» Provided data:
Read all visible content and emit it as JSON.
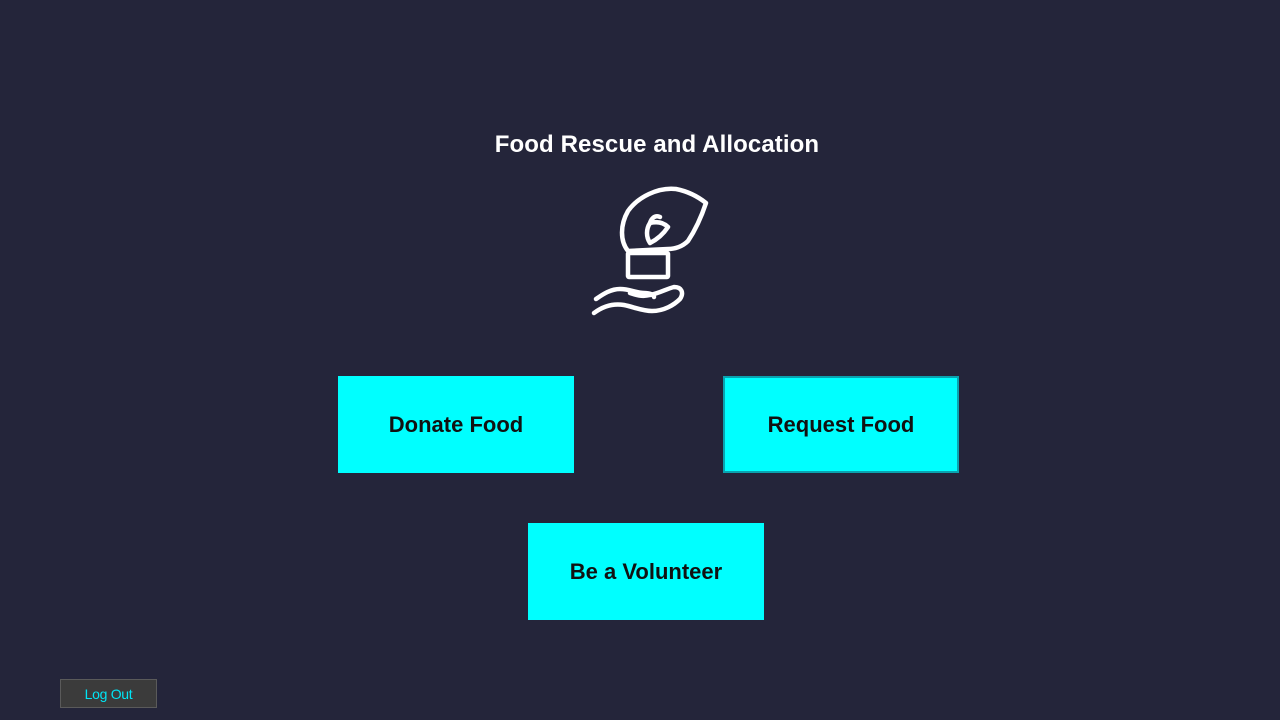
{
  "app": {
    "title": "Food Rescue and Allocation",
    "logo_icon": "hand-giving-food-icon"
  },
  "actions": {
    "donate_label": "Donate Food",
    "request_label": "Request Food",
    "volunteer_label": "Be a Volunteer"
  },
  "footer": {
    "logout_label": "Log Out"
  },
  "colors": {
    "background": "#24253a",
    "button_accent": "#00ffff",
    "logout_text": "#00e5f5"
  }
}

» Given instruction:
Using the records above, output their complete text exactly, minus any images.

» The reply:
Read all visible content and emit it as JSON.
{
  "app": {
    "title": "Food Rescue and Allocation",
    "logo_icon": "hand-giving-food-icon"
  },
  "actions": {
    "donate_label": "Donate Food",
    "request_label": "Request Food",
    "volunteer_label": "Be a Volunteer"
  },
  "footer": {
    "logout_label": "Log Out"
  },
  "colors": {
    "background": "#24253a",
    "button_accent": "#00ffff",
    "logout_text": "#00e5f5"
  }
}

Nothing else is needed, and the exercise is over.